__WHAT THE TASK ASKS__. Pull every line containing "title" from the entries.
— START EXERCISE INPUT —
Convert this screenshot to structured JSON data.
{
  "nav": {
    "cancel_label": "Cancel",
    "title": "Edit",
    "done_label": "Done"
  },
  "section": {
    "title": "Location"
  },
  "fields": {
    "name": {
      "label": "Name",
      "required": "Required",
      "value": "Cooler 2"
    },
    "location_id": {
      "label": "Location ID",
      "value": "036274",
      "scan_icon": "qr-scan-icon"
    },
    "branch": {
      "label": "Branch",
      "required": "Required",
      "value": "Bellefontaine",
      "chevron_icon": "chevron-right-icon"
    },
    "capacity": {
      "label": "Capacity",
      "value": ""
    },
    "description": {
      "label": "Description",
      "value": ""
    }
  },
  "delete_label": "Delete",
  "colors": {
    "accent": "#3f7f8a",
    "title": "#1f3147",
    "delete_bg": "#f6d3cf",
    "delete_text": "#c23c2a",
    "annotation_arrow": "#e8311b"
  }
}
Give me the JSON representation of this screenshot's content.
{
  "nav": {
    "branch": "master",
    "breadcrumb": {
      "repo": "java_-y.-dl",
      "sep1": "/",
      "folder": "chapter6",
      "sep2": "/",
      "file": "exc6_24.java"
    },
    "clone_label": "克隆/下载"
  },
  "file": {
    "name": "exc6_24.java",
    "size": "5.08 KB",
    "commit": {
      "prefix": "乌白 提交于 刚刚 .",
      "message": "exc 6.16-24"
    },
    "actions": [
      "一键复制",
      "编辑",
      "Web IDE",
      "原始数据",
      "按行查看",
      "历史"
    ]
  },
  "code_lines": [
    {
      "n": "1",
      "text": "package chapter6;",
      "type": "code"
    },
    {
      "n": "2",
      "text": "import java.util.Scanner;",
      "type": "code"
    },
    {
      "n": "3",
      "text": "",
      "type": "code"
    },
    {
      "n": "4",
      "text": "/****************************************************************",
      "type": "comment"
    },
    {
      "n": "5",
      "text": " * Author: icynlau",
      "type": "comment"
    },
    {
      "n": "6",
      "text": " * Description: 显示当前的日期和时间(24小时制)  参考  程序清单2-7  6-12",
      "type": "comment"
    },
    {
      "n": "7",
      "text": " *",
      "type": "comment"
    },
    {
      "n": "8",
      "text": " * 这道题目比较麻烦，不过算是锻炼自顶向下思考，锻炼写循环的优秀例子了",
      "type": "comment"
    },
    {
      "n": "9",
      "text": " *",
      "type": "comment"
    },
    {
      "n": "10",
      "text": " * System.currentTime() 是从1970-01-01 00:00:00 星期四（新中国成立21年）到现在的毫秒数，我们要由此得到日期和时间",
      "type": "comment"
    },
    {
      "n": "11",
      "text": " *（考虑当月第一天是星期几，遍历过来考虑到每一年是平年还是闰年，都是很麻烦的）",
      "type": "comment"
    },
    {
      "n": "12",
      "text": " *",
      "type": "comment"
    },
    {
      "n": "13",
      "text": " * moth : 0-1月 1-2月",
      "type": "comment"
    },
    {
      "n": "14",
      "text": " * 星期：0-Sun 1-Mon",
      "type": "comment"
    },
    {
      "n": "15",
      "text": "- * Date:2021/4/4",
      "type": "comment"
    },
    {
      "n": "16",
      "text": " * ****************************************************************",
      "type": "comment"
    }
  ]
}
— END EXERCISE INPUT —
__RESPONSE TO THE EXERCISE__.
    "title": "Edit",
    "title": "Location"
    "title": "#1f3147",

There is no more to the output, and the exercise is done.